(Recorded data)
----

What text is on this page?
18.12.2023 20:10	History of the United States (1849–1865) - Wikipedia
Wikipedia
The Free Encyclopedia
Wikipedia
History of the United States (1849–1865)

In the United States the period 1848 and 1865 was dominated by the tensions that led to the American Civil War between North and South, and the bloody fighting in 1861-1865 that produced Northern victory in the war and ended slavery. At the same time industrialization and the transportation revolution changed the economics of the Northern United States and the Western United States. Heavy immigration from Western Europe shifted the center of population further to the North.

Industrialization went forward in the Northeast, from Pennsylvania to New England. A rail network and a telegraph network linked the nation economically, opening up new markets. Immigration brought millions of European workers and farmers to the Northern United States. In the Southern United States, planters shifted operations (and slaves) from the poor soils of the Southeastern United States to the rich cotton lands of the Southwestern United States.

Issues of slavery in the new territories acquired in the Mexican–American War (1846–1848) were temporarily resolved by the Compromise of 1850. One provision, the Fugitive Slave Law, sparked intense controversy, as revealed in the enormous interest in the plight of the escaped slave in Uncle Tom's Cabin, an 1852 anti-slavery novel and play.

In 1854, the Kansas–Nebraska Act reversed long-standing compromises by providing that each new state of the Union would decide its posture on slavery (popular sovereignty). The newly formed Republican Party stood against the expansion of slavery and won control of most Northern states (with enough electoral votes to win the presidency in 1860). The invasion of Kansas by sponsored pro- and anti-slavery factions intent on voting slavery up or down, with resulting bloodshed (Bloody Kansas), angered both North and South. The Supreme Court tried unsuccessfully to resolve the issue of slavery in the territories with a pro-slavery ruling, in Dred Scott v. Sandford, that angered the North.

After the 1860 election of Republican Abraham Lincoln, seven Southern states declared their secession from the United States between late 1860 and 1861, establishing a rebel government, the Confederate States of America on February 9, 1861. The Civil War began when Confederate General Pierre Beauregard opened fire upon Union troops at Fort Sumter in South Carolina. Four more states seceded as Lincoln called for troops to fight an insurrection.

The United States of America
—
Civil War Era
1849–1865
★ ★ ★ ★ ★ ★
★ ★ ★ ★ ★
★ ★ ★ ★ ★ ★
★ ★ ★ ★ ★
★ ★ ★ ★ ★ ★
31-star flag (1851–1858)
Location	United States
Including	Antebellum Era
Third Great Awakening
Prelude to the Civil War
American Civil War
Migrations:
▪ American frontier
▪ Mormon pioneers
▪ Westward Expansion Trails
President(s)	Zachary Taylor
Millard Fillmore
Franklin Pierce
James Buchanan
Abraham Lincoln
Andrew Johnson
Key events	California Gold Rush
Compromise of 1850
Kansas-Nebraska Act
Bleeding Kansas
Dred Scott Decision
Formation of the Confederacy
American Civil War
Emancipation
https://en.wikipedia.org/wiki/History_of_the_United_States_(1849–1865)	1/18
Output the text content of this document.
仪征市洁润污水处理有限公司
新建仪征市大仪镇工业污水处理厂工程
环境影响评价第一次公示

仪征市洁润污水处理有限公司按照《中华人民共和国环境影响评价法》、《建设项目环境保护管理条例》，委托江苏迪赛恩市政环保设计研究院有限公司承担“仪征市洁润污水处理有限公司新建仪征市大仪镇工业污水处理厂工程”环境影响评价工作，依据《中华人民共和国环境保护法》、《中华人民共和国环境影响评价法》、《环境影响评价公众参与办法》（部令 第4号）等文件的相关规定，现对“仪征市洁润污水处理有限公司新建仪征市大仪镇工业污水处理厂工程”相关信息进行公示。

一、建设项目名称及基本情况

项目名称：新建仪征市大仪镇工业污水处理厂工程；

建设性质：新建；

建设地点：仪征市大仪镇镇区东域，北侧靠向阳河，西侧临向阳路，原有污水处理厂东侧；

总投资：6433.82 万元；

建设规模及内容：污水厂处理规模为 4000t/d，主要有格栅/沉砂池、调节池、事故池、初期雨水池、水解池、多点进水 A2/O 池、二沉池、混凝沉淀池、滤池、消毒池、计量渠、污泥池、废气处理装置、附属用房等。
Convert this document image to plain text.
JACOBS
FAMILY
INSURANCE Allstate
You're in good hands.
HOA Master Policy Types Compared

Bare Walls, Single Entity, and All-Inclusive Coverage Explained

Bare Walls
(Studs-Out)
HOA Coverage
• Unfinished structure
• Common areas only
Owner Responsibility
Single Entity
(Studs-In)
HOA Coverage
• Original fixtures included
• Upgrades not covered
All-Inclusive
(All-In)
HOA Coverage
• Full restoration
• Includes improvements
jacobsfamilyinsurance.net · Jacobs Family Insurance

----

• [DO THIS]: Pick out the lines containing the string "Abraham".

• [RIGHT ANSWER]:
After the 1860 election of Republican Abraham Lincoln, seven Southern states declared their secession from the United States between late 1860 and 1861, establishing a rebel government, the Confederate States of America on February 9, 1861. The Civil War began when Confederate General Pierre Beauregard opened fire upon Union troops at Fort Sumter in South Carolina. Four more states seceded as Lincoln called for troops to fight an insurrection.
Abraham Lincoln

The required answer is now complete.